All entries must be repeated exactly; do not include the pictures.

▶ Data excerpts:
· · · · · · ·

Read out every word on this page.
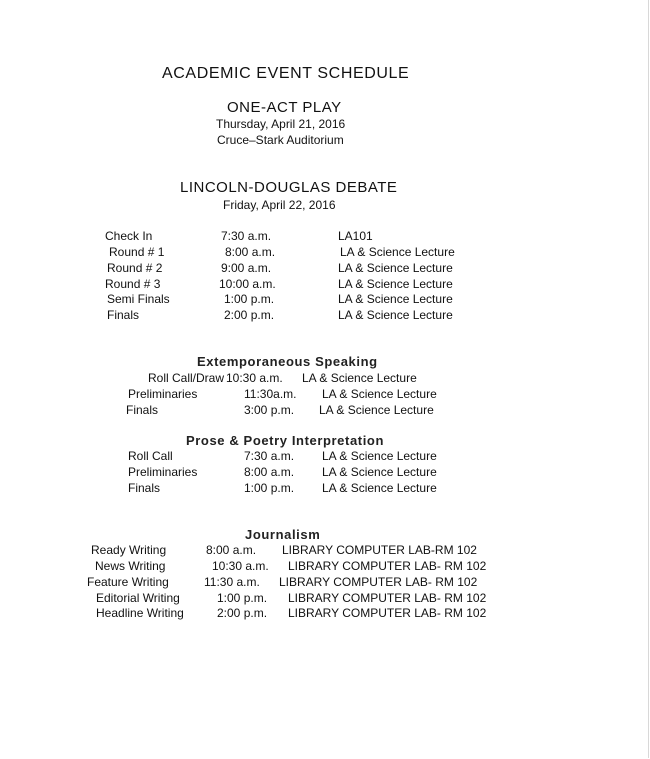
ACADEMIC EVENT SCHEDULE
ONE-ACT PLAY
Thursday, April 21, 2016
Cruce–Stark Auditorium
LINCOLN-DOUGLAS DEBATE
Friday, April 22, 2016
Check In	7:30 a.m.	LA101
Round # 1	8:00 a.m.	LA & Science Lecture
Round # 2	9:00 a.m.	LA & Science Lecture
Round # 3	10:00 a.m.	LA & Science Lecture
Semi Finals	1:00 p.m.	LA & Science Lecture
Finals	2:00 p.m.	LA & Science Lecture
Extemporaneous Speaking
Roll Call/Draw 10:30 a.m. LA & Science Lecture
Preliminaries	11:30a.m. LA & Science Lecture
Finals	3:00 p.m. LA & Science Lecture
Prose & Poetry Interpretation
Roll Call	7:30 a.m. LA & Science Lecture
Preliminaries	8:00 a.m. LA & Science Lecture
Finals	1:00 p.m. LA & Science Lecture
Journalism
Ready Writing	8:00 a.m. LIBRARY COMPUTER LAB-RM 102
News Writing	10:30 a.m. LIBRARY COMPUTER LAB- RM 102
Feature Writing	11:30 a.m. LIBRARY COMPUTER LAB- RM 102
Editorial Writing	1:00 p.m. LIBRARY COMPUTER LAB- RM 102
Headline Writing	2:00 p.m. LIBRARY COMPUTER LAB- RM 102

· · · · · · ·

▶ Output for this task:
Read out every word on this page.
ACADEMIC EVENT SCHEDULE
ONE-ACT PLAY
Thursday, April 21, 2016
Cruce–Stark Auditorium
LINCOLN-DOUGLAS DEBATE
Friday, April 22, 2016
Check In	7:30 a.m.	LA101
Round # 1	8:00 a.m.	LA & Science Lecture
Round # 2	9:00 a.m.	LA & Science Lecture
Round # 3	10:00 a.m.	LA & Science Lecture
Semi Finals	1:00 p.m.	LA & Science Lecture
Finals	2:00 p.m.	LA & Science Lecture
Extemporaneous Speaking
Roll Call/Draw 10:30 a.m. LA & Science Lecture
Preliminaries	11:30a.m. LA & Science Lecture
Finals	3:00 p.m. LA & Science Lecture
Prose & Poetry Interpretation
Roll Call	7:30 a.m. LA & Science Lecture
Preliminaries	8:00 a.m. LA & Science Lecture
Finals	1:00 p.m. LA & Science Lecture
Journalism
Ready Writing	8:00 a.m. LIBRARY COMPUTER LAB-RM 102
News Writing	10:30 a.m. LIBRARY COMPUTER LAB- RM 102
Feature Writing	11:30 a.m. LIBRARY COMPUTER LAB- RM 102
Editorial Writing	1:00 p.m. LIBRARY COMPUTER LAB- RM 102
Headline Writing	2:00 p.m. LIBRARY COMPUTER LAB- RM 102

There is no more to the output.